▶ _Work to do_:
Find each line with the string "raffinati" and report it.

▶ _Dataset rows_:
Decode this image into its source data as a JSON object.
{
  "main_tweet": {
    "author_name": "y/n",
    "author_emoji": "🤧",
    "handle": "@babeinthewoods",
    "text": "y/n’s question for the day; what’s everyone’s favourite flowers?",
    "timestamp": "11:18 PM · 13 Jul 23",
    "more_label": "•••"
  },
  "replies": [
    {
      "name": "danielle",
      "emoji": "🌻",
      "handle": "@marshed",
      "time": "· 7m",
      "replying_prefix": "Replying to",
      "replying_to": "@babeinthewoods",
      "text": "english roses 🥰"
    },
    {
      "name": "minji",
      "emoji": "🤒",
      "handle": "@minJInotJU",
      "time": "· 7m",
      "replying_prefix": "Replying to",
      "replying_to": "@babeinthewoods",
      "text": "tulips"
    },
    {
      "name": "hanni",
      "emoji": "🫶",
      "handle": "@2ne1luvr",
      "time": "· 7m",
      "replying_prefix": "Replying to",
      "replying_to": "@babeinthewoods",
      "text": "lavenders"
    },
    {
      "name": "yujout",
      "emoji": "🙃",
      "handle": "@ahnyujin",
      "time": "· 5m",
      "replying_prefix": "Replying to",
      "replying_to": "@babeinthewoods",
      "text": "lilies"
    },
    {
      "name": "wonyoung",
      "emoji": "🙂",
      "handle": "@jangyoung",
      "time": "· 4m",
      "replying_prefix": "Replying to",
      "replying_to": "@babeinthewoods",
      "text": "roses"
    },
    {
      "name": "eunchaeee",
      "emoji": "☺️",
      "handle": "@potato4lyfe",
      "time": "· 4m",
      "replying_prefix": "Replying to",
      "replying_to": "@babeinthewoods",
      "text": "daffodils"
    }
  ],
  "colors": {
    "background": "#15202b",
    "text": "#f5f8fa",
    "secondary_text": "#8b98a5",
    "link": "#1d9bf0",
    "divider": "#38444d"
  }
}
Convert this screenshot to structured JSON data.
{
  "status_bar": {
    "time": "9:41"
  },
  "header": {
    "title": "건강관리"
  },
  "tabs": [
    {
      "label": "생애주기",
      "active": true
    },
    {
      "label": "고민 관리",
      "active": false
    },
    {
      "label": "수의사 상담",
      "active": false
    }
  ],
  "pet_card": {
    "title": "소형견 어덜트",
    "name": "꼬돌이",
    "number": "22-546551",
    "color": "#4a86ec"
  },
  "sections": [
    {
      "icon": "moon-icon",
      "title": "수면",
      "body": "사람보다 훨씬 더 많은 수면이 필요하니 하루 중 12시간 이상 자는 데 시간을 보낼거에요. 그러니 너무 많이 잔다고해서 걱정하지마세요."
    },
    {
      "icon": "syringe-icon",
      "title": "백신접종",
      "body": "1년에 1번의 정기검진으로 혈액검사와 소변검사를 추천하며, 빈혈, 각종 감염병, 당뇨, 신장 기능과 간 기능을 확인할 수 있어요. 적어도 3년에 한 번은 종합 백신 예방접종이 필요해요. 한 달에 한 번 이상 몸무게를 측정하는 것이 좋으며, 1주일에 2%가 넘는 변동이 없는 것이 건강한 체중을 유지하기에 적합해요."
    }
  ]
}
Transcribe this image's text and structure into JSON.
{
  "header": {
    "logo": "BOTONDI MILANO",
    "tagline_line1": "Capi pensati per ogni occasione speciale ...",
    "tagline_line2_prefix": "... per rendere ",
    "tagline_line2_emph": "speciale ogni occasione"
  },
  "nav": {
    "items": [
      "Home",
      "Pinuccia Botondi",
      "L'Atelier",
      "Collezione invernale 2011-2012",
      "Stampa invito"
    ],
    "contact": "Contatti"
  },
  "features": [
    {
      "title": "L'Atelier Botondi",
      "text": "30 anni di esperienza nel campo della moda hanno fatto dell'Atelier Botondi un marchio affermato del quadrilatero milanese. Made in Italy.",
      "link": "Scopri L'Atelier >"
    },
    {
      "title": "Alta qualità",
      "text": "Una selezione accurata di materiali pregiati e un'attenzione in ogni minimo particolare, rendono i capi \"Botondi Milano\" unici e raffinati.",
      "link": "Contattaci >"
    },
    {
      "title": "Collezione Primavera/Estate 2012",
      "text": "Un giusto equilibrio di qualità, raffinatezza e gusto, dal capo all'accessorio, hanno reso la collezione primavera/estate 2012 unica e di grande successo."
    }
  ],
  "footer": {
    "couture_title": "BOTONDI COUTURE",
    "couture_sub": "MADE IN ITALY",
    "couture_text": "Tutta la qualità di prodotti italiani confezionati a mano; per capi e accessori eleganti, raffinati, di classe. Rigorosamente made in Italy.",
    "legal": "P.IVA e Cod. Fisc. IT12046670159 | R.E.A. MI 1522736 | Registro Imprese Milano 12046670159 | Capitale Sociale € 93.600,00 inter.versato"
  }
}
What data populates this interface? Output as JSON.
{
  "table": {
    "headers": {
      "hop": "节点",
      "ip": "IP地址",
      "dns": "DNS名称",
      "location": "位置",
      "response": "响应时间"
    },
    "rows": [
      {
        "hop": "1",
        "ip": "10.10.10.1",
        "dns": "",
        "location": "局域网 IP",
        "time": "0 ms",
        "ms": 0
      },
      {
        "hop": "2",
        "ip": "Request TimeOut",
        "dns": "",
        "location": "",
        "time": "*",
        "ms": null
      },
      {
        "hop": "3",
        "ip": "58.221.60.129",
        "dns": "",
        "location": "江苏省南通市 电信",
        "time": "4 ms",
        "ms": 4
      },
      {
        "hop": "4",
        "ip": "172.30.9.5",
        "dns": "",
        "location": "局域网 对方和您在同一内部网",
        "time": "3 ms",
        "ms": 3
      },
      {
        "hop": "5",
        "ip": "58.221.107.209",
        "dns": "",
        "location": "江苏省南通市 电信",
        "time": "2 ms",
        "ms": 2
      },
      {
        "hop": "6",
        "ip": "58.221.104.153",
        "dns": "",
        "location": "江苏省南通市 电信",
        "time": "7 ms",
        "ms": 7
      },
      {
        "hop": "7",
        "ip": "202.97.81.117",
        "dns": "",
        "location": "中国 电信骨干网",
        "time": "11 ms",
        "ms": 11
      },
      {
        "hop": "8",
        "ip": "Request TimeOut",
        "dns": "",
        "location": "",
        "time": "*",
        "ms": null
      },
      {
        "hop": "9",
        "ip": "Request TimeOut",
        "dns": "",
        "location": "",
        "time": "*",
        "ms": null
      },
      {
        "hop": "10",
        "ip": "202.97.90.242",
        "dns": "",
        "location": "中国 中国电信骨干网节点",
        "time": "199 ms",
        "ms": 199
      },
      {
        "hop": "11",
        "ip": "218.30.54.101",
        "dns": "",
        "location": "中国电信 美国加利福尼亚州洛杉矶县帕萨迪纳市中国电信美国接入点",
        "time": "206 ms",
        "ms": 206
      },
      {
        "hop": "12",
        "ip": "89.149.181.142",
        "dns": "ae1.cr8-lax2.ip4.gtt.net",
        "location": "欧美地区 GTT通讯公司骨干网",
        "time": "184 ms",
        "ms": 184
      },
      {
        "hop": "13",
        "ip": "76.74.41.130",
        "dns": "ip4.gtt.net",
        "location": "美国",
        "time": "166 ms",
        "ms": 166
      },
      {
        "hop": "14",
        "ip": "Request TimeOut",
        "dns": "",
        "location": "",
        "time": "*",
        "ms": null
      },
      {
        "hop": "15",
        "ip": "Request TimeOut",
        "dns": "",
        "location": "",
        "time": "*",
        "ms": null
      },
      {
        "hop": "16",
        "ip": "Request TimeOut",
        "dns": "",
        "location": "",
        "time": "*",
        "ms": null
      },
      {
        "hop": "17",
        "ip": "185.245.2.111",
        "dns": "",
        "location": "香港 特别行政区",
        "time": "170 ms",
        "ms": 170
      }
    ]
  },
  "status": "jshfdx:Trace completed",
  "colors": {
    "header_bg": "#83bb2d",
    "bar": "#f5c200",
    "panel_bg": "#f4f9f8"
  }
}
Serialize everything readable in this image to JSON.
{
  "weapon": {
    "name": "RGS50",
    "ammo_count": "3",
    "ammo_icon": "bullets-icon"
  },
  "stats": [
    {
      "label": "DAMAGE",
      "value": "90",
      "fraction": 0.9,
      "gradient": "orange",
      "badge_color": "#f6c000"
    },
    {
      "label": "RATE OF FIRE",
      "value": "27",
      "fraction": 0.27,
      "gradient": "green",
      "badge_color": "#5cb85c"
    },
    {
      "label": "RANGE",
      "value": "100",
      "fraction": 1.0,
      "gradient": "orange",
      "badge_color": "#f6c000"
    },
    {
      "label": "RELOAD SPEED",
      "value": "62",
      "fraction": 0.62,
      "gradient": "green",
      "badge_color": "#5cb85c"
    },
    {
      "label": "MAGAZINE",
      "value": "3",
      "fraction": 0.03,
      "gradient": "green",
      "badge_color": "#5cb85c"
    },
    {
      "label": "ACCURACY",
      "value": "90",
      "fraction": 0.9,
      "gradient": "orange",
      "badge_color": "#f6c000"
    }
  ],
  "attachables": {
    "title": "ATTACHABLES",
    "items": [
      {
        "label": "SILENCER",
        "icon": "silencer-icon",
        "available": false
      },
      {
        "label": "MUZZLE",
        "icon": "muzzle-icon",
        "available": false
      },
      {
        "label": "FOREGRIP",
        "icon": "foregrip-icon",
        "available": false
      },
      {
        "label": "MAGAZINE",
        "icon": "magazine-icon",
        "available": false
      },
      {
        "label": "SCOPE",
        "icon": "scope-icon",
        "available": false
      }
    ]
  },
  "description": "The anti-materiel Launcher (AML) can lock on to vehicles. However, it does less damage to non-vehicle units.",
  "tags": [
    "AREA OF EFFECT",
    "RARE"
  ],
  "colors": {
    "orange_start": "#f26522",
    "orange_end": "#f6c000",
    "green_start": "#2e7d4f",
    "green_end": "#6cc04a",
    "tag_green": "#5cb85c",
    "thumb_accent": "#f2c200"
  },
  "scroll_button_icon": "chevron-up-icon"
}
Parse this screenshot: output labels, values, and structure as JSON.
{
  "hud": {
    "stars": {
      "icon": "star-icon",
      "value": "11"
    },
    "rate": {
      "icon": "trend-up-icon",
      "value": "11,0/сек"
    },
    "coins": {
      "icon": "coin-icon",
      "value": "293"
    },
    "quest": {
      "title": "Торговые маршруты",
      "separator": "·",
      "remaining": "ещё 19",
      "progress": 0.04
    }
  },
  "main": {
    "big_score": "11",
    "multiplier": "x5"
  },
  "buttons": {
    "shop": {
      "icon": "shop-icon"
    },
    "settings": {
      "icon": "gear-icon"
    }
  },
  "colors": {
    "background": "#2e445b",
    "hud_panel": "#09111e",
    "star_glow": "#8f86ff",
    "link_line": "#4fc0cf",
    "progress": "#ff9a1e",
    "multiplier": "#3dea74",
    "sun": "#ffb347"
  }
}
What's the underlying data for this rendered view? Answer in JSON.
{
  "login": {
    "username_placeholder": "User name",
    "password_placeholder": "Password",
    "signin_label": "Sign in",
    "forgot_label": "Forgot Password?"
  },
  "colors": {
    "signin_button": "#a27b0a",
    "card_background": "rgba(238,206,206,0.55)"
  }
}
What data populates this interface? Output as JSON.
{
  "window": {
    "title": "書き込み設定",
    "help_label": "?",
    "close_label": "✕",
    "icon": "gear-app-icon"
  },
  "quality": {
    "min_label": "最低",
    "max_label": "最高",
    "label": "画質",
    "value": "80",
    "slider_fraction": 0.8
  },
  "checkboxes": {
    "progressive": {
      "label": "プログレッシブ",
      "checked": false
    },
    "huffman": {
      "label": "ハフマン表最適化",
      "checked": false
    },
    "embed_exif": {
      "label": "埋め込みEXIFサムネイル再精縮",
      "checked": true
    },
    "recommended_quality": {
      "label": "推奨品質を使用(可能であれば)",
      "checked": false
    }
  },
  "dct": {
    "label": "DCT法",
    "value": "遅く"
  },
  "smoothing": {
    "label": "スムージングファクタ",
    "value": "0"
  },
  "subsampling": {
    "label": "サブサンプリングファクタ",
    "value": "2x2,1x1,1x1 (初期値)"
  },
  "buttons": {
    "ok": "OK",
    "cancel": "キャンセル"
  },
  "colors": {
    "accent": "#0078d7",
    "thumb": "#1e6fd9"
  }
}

▶ _Solution for this task_:
      "text": "Una selezione accurata di materiali pregiati e un'attenzione in ogni minimo particolare, rendono i capi \"Botondi Milano\" unici e raffinati.",
    "couture_text": "Tutta la qualità di prodotti italiani confezionati a mano; per capi e accessori eleganti, raffinati, di classe. Rigorosamente made in Italy.",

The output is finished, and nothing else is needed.